**Supplied information**

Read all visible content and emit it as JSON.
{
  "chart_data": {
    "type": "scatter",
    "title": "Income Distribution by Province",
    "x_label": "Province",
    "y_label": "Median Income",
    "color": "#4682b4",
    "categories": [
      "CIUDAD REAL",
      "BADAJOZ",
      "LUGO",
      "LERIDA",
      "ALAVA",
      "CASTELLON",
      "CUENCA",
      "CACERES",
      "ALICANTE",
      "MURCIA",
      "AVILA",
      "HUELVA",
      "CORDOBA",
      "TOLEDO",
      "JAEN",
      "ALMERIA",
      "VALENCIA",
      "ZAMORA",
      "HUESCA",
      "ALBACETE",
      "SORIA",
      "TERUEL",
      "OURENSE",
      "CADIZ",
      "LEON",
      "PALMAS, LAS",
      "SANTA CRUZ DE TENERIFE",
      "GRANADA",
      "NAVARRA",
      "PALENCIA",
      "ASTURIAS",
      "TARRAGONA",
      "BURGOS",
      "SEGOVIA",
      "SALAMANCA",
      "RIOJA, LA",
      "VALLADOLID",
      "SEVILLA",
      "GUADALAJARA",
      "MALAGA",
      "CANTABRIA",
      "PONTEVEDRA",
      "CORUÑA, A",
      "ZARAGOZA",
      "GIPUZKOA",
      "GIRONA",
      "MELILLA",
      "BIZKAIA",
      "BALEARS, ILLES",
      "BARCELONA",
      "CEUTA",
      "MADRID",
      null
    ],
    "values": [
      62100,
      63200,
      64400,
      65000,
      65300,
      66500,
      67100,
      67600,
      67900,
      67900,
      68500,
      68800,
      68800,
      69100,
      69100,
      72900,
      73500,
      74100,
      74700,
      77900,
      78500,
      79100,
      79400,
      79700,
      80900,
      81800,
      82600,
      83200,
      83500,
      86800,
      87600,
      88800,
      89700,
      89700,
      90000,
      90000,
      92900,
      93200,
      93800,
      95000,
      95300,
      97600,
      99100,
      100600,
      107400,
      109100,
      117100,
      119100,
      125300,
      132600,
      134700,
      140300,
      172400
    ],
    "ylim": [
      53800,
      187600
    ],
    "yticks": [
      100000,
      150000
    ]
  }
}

--

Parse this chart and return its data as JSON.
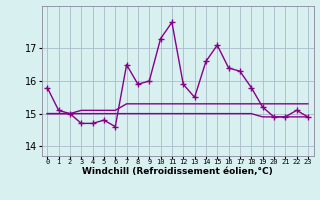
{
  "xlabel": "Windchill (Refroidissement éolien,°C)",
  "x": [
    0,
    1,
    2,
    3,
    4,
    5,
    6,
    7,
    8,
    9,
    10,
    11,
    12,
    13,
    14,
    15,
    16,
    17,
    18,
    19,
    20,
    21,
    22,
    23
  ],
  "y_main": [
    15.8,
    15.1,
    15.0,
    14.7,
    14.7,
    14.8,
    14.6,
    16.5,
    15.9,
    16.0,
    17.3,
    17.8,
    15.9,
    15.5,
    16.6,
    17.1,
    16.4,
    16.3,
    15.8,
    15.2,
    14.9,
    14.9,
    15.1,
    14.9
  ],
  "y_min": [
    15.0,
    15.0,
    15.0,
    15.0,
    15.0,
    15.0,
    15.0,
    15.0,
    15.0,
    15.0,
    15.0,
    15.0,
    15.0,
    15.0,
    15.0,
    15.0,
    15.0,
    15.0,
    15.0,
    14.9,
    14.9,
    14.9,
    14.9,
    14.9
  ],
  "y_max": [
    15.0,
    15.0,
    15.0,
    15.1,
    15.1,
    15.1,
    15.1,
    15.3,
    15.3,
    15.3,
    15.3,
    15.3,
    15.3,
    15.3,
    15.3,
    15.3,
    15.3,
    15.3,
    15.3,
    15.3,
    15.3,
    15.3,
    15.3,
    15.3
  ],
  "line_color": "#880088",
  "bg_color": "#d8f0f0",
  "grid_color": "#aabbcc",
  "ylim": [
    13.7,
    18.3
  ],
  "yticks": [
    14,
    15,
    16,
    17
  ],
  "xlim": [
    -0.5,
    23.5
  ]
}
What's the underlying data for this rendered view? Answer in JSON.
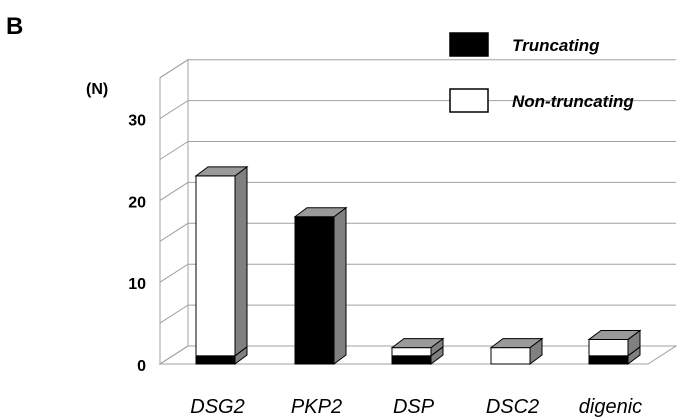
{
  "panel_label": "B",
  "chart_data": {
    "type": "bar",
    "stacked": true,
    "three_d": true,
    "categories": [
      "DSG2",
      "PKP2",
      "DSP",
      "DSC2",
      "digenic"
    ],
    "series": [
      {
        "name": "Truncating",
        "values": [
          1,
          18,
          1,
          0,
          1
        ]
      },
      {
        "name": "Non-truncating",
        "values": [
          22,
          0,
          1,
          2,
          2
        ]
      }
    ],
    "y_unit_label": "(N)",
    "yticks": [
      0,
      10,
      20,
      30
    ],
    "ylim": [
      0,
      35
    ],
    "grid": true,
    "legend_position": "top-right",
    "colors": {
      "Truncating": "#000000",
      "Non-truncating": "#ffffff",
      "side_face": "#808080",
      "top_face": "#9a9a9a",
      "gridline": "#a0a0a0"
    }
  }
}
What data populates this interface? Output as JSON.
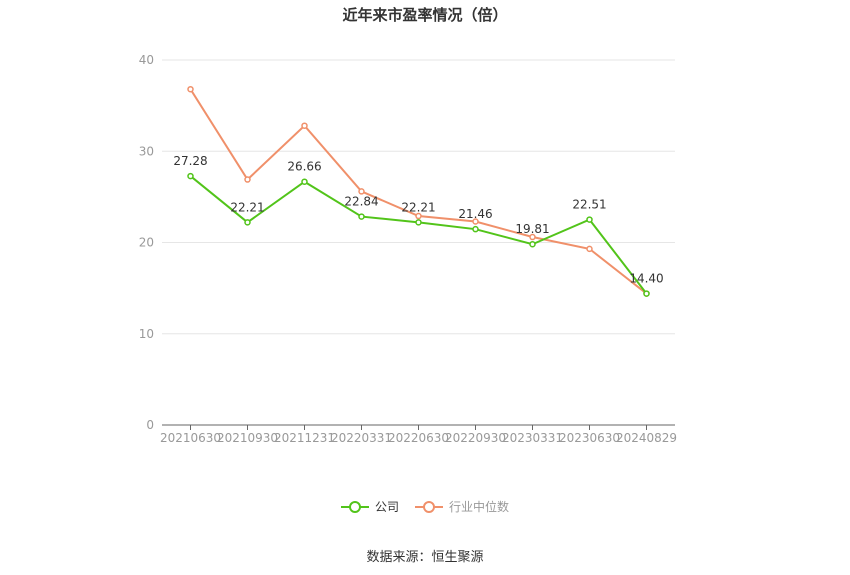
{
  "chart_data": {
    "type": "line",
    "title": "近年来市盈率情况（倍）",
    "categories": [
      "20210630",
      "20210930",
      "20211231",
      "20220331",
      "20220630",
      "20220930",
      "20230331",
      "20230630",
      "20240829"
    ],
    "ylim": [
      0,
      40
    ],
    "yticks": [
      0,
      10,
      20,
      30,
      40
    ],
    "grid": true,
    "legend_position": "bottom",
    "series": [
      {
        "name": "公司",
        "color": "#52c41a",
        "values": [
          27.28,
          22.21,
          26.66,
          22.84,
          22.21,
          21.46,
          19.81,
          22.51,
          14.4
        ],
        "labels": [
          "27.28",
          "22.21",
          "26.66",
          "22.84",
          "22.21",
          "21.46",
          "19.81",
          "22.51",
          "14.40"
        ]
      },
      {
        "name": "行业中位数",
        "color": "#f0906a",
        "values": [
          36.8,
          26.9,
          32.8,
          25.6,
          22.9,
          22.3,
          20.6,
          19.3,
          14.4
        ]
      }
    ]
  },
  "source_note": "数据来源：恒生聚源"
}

**Brief**
Across the records, count the lines holding the string "name". Give the number and stop.

**Solution below**
4